*Problem*.
Extract every line that contains the string "sales".
BEGIN Exercise materials
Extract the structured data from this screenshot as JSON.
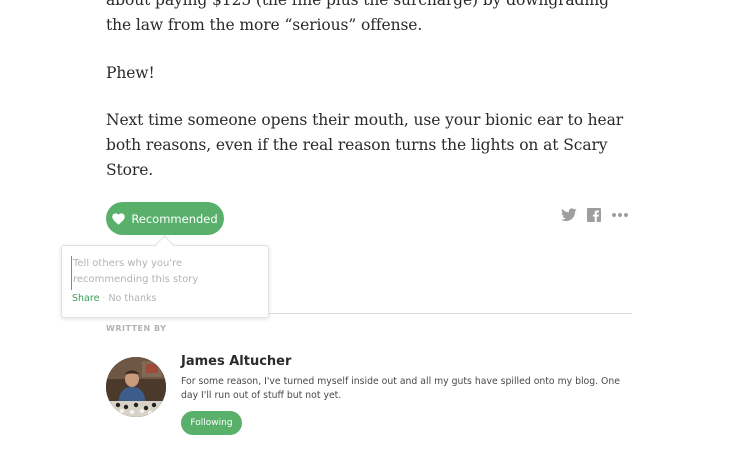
{
  "article": {
    "paragraph_1": "about paying $125 (the fine plus the surcharge) by downgrading the law from the more “serious” offense.",
    "paragraph_2": "Phew!",
    "paragraph_3": "Next time someone opens their mouth, use your bionic ear to hear both reasons, even if the real reason turns the lights on at Scary Store."
  },
  "actions": {
    "recommend_label": "Recommended",
    "icons": [
      "heart-icon",
      "twitter-icon",
      "facebook-icon",
      "more-icon"
    ]
  },
  "popover": {
    "placeholder": "Tell others why you're recommending this story",
    "share_label": "Share",
    "separator": "·",
    "no_thanks_label": "No thanks"
  },
  "author": {
    "section_label": "WRITTEN BY",
    "name": "James Altucher",
    "bio": "For some reason, I've turned myself inside out and all my guts have spilled onto my blog. One day I'll run out of stuff but not yet.",
    "follow_label": "Following"
  },
  "colors": {
    "accent": "#58b06b",
    "share_link": "#3aa055",
    "icon_gray": "#9e9e9e"
  }
}
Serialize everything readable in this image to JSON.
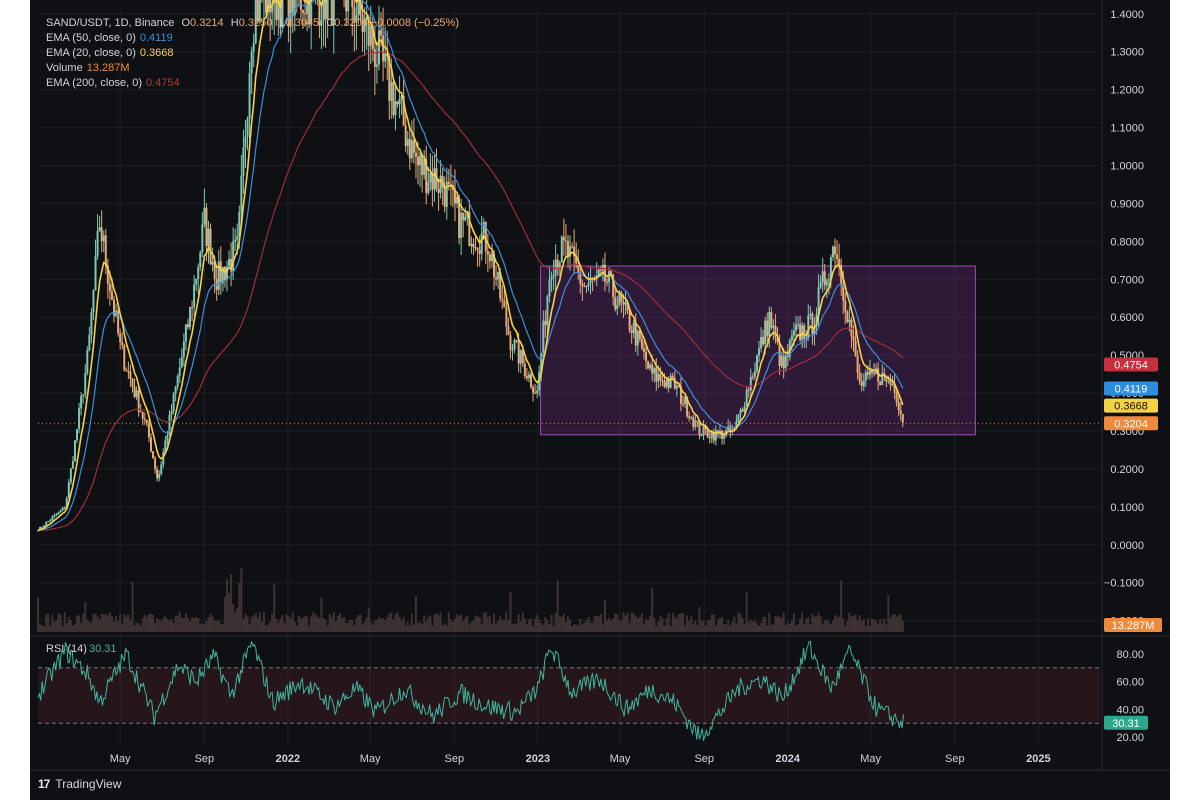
{
  "legend": {
    "title": "SAND/USDT, 1D, Binance",
    "ohlc": {
      "o_label": "O",
      "o": "0.3214",
      "h_label": "H",
      "h": "0.3250",
      "l_label": "L",
      "l": "0.3045",
      "c_label": "C",
      "c": "0.3204",
      "change": "−0.0008 (−0.25%)"
    },
    "ema50": {
      "label": "EMA (50, close, 0)",
      "value": "0.4119"
    },
    "ema20": {
      "label": "EMA (20, close, 0)",
      "value": "0.3668"
    },
    "volume": {
      "label": "Volume",
      "value": "13.287M"
    },
    "ema200": {
      "label": "EMA (200, close, 0)",
      "value": "0.4754"
    }
  },
  "rsi_legend": {
    "label": "RSI (14)",
    "value": "30.31"
  },
  "brand": {
    "name": "TradingView",
    "logo": "17"
  },
  "colors": {
    "background": "#0f1013",
    "grid": "#1d2027",
    "candle_up": "#7fc8b3",
    "candle_down": "#e8a979",
    "ema20": "#f5d342",
    "ema50": "#3b8fdc",
    "ema200": "#9c2f38",
    "rsi": "#3fb59d",
    "range_box": "#6b2a7c",
    "volume": "#4a3b3b"
  },
  "chart_data": [
    {
      "type": "candlestick",
      "title": "SAND/USDT, 1D, Binance",
      "y_ticks": [
        "1.4000",
        "1.3000",
        "1.2000",
        "1.1000",
        "1.0000",
        "0.9000",
        "0.8000",
        "0.7000",
        "0.6000",
        "0.5000",
        "0.4000",
        "0.3000",
        "0.2000",
        "0.1000",
        "0.0000",
        "−0.1000",
        "−0.2000"
      ],
      "ylim": [
        -0.23,
        1.41
      ],
      "x_ticks": [
        "May",
        "Sep",
        "2022",
        "May",
        "Sep",
        "2023",
        "May",
        "Sep",
        "2024",
        "May",
        "Sep",
        "2025"
      ],
      "price_series": {
        "name": "SAND/USDT close (approx.)",
        "x": [
          "2021-01-01",
          "2021-02-10",
          "2021-03-15",
          "2021-04-01",
          "2021-05-01",
          "2021-06-10",
          "2021-06-25",
          "2021-07-20",
          "2021-08-10",
          "2021-09-01",
          "2021-09-20",
          "2021-10-20",
          "2021-11-10",
          "2021-11-25",
          "2022-04-01",
          "2022-05-10",
          "2022-06-01",
          "2022-07-10",
          "2022-08-15",
          "2022-09-10",
          "2022-10-20",
          "2022-11-20",
          "2022-12-31",
          "2023-01-20",
          "2023-02-10",
          "2023-03-10",
          "2023-04-10",
          "2023-05-20",
          "2023-06-15",
          "2023-07-20",
          "2023-08-25",
          "2023-09-20",
          "2023-10-15",
          "2023-11-10",
          "2023-12-05",
          "2023-12-25",
          "2024-01-10",
          "2024-02-05",
          "2024-03-10",
          "2024-03-25",
          "2024-04-15",
          "2024-05-10",
          "2024-06-05",
          "2024-06-18"
        ],
        "y": [
          0.04,
          0.1,
          0.5,
          0.85,
          0.52,
          0.3,
          0.17,
          0.4,
          0.6,
          0.85,
          0.7,
          0.78,
          1.4,
          1.45,
          1.45,
          1.3,
          1.2,
          1.0,
          0.95,
          0.85,
          0.8,
          0.55,
          0.4,
          0.75,
          0.78,
          0.68,
          0.7,
          0.57,
          0.45,
          0.42,
          0.3,
          0.29,
          0.3,
          0.45,
          0.6,
          0.46,
          0.55,
          0.58,
          0.8,
          0.65,
          0.42,
          0.45,
          0.42,
          0.32
        ]
      },
      "emas": [
        {
          "name": "EMA (20, close, 0)",
          "value": "0.3668"
        },
        {
          "name": "EMA (50, close, 0)",
          "value": "0.4119"
        },
        {
          "name": "EMA (200, close, 0)",
          "value": "0.4754"
        }
      ],
      "last_values": [
        {
          "label": "0.4754",
          "color": "#c4303b",
          "y": 0.4754
        },
        {
          "label": "0.4119",
          "color": "#2d8ee0",
          "y": 0.4119
        },
        {
          "label": "0.3668",
          "color": "#f5d342",
          "y": 0.3668
        },
        {
          "label": "0.3204",
          "color": "#f08a3a",
          "y": 0.3204
        }
      ],
      "volume_label": "13.287M",
      "range_box": {
        "start": "2023-01-05",
        "end": "2024-10-01",
        "top": 0.735,
        "bottom": 0.29
      },
      "hline": 0.3204
    },
    {
      "type": "line",
      "title": "RSI (14)",
      "y_ticks": [
        "80.00",
        "60.00",
        "40.00",
        "20.00"
      ],
      "ylim": [
        15,
        90
      ],
      "upper_band": 70,
      "lower_band": 30,
      "last_value": "30.31",
      "series": {
        "name": "RSI (14)",
        "x": [
          "2021-01-01",
          "2021-02-10",
          "2021-03-15",
          "2021-04-01",
          "2021-05-10",
          "2021-06-20",
          "2021-07-25",
          "2021-08-20",
          "2021-09-15",
          "2021-10-10",
          "2021-11-10",
          "2021-12-10",
          "2022-01-20",
          "2022-03-10",
          "2022-04-10",
          "2022-05-10",
          "2022-06-20",
          "2022-08-01",
          "2022-09-10",
          "2022-10-20",
          "2022-12-01",
          "2023-01-01",
          "2023-01-20",
          "2023-02-20",
          "2023-04-01",
          "2023-05-10",
          "2023-06-15",
          "2023-07-20",
          "2023-08-25",
          "2023-09-20",
          "2023-10-20",
          "2023-11-25",
          "2023-12-25",
          "2024-02-01",
          "2024-03-05",
          "2024-04-01",
          "2024-05-10",
          "2024-06-18"
        ],
        "y": [
          50,
          82,
          65,
          45,
          80,
          35,
          72,
          60,
          78,
          50,
          88,
          45,
          60,
          42,
          55,
          38,
          55,
          35,
          52,
          42,
          38,
          55,
          85,
          52,
          62,
          40,
          55,
          45,
          20,
          35,
          55,
          62,
          48,
          85,
          55,
          82,
          40,
          30
        ]
      }
    }
  ]
}
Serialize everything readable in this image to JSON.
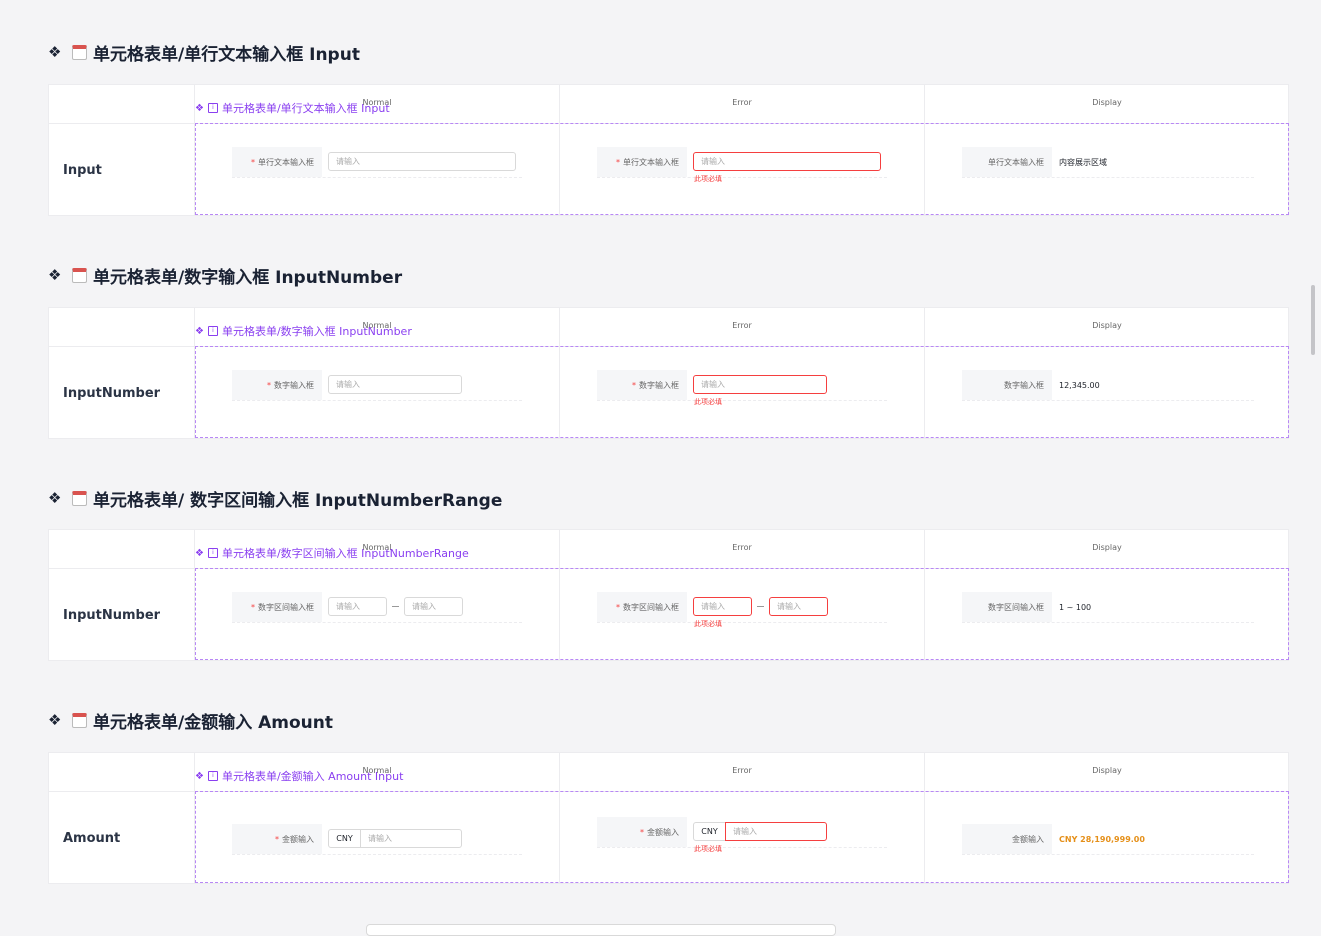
{
  "sections": [
    {
      "title": "单元格表单/单行文本输入框 Input",
      "component_label": "单元格表单/单行文本输入框 Input",
      "row_label": "Input",
      "columns": [
        "Normal",
        "Error",
        "Display"
      ],
      "field_label": "单行文本输入框",
      "placeholder": "请输入",
      "error_text": "此项必填",
      "display_label": "单行文本输入框",
      "display_value": "内容展示区域"
    },
    {
      "title": "单元格表单/数字输入框 InputNumber",
      "component_label": "单元格表单/数字输入框 InputNumber",
      "row_label": "InputNumber",
      "columns": [
        "Normal",
        "Error",
        "Display"
      ],
      "field_label": "数字输入框",
      "placeholder": "请输入",
      "error_text": "此项必填",
      "display_label": "数字输入框",
      "display_value": "12,345.00"
    },
    {
      "title": "单元格表单/ 数字区间输入框 InputNumberRange",
      "component_label": "单元格表单/数字区间输入框 InputNumberRange",
      "row_label": "InputNumber",
      "columns": [
        "Normal",
        "Error",
        "Display"
      ],
      "field_label": "数字区间输入框",
      "placeholder": "请输入",
      "error_text": "此项必填",
      "display_label": "数字区间输入框",
      "display_value": "1 ~ 100"
    },
    {
      "title": "单元格表单/金额输入 Amount",
      "component_label": "单元格表单/金额输入 Amount Input",
      "row_label": "Amount",
      "columns": [
        "Normal",
        "Error",
        "Display"
      ],
      "field_label": "金额输入",
      "currency": "CNY",
      "placeholder": "请输入",
      "error_text": "此项必填",
      "display_label": "金额输入",
      "display_value": "CNY 28,190,999.00"
    }
  ],
  "icons": [
    "diamond-icon",
    "calendar-icon"
  ],
  "colors": {
    "accent": "#8a3ff0",
    "error": "#f53f3f",
    "amount": "#e5901a",
    "title": "#1a2233"
  }
}
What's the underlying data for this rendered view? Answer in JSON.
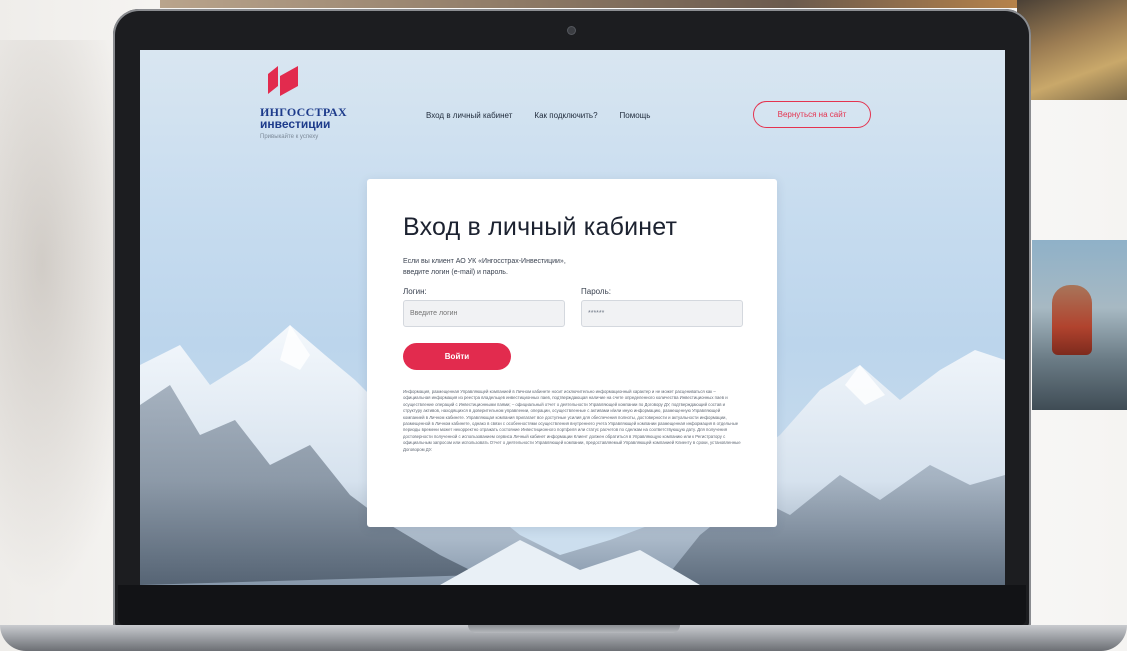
{
  "header": {
    "brand_line1": "ИНГОССТРАХ",
    "brand_line2": "инвестиции",
    "brand_tagline": "Привыкайте к успеху",
    "nav": [
      {
        "label": "Вход в личный кабинет"
      },
      {
        "label": "Как подключить?"
      },
      {
        "label": "Помощь"
      }
    ],
    "back_button": "Вернуться на сайт"
  },
  "login": {
    "title": "Вход в личный кабинет",
    "intro_line1": "Если вы клиент АО УК «Ингосстрах-Инвестиции»,",
    "intro_line2": "введите логин (e-mail) и пароль.",
    "login_label": "Логин:",
    "login_placeholder": "Введите логин",
    "password_label": "Пароль:",
    "password_value": "******",
    "submit": "Войти",
    "disclaimer": "Информация, размещенная Управляющей компанией в Личном кабинете носит исключительно информационный характер и не может расцениваться как – официальная информация из реестра владельцев инвестиционных паев, подтверждающая наличие на счете определенного количества Инвестиционных паев и осуществление операций с Инвестиционными паями; – официальный отчет о деятельности Управляющей компании по Договору ДУ, подтверждающий состав и структуру активов, находящихся в доверительном управлении, операции, осуществленные с активами и/или иную информацию, размещенную Управляющей компанией в Личном кабинете. Управляющая компания прилагает все доступные усилия для обеспечения полноты, достоверности и актуальности информации, размещенной в Личном кабинете, однако в связи с особенностями осуществления внутреннего учета Управляющей компании размещенная информация в отдельные периоды времени может некорректно отражать состояние Инвестиционного портфеля или статус расчетов по сделкам на соответствующую дату. Для получения достоверности полученной с использованием сервиса Личный кабинет информации Клиент должен обратиться в Управляющую компанию или к Регистратору с официальным запросом или использовать Отчет о деятельности Управляющей компании, предоставляемый Управляющей компанией Клиенту в сроки, установленные Договором ДУ."
  },
  "colors": {
    "accent": "#e22b4e",
    "brand_blue": "#1d3b8b"
  }
}
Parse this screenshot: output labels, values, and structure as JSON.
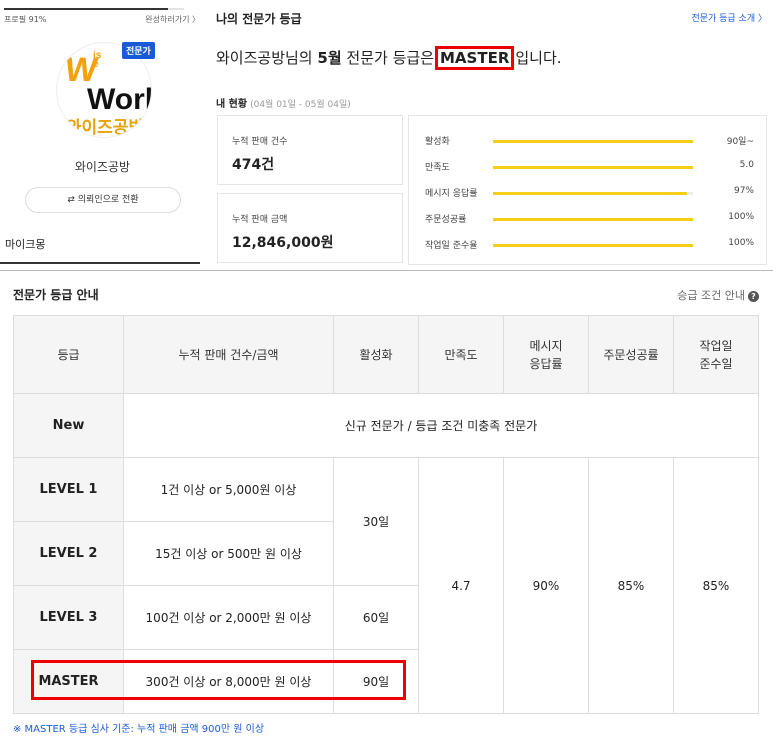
{
  "profile": {
    "progress_label": "프로필 91%",
    "progress_value": 0.91,
    "complete_link": "완성하러가기 〉",
    "expert_badge": "전문가",
    "logo_top": "W",
    "logo_ise": "ise",
    "logo_work": "Work",
    "logo_korean": "와이즈공방",
    "name": "와이즈공방",
    "switch_button": "⇄  의뢰인으로 전환",
    "mypage": "마이크몽"
  },
  "grade": {
    "title": "나의 전문가 등급",
    "intro_link": "전문가 등급 소개 〉",
    "msg_prefix": "와이즈공방님의",
    "msg_month": "5월",
    "msg_mid": "전문가 등급은",
    "msg_grade": "MASTER",
    "msg_suffix": "입니다.",
    "status_title": "내 현황",
    "status_period": "(04월 01일 - 05월 04일)",
    "stats": [
      {
        "label": "누적 판매 건수",
        "value": "474건"
      },
      {
        "label": "누적 판매 금액",
        "value": "12,846,000원"
      }
    ],
    "metrics": [
      {
        "label": "활성화",
        "value": "90일~",
        "fill": 1.0
      },
      {
        "label": "만족도",
        "value": "5.0",
        "fill": 1.0
      },
      {
        "label": "메시지 응답률",
        "value": "97%",
        "fill": 0.97
      },
      {
        "label": "주문성공률",
        "value": "100%",
        "fill": 1.0
      },
      {
        "label": "작업일 준수율",
        "value": "100%",
        "fill": 1.0
      }
    ]
  },
  "guide": {
    "title": "전문가 등급 안내",
    "condition_link": "승급 조건 안내",
    "condition_icon": "?",
    "headers": [
      "등급",
      "누적 판매 건수/금액",
      "활성화",
      "만족도",
      "메시지\n응답률",
      "주문성공률",
      "작업일\n준수일"
    ],
    "new_row": {
      "grade": "New",
      "desc": "신규 전문가 / 등급 조건 미충족 전문가"
    },
    "levels": [
      {
        "grade": "LEVEL 1",
        "sales": "1건 이상 or 5,000원 이상"
      },
      {
        "grade": "LEVEL 2",
        "sales": "15건 이상 or 500만 원 이상"
      },
      {
        "grade": "LEVEL 3",
        "sales": "100건 이상 or 2,000만 원 이상"
      },
      {
        "grade": "MASTER",
        "sales": "300건 이상 or 8,000만 원 이상"
      }
    ],
    "activation": [
      "30일",
      "60일",
      "90일"
    ],
    "satisfaction": "4.7",
    "response_rate": "90%",
    "order_success": "85%",
    "work_compliance": "85%",
    "footnote": "※ MASTER 등급 심사 기준: 누적 판매 금액 900만 원 이상"
  },
  "colors": {
    "accent": "#1a5ad9",
    "highlight": "#e00000",
    "bar": "#f5cf17"
  }
}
END Exercise materials
*Full answer*.
        "sales": "1건 이상 or 5,000원 이상"
        "sales": "15건 이상 or 500만 원 이상"
        "sales": "100건 이상 or 2,000만 원 이상"
        "sales": "300건 이상 or 8,000만 원 이상"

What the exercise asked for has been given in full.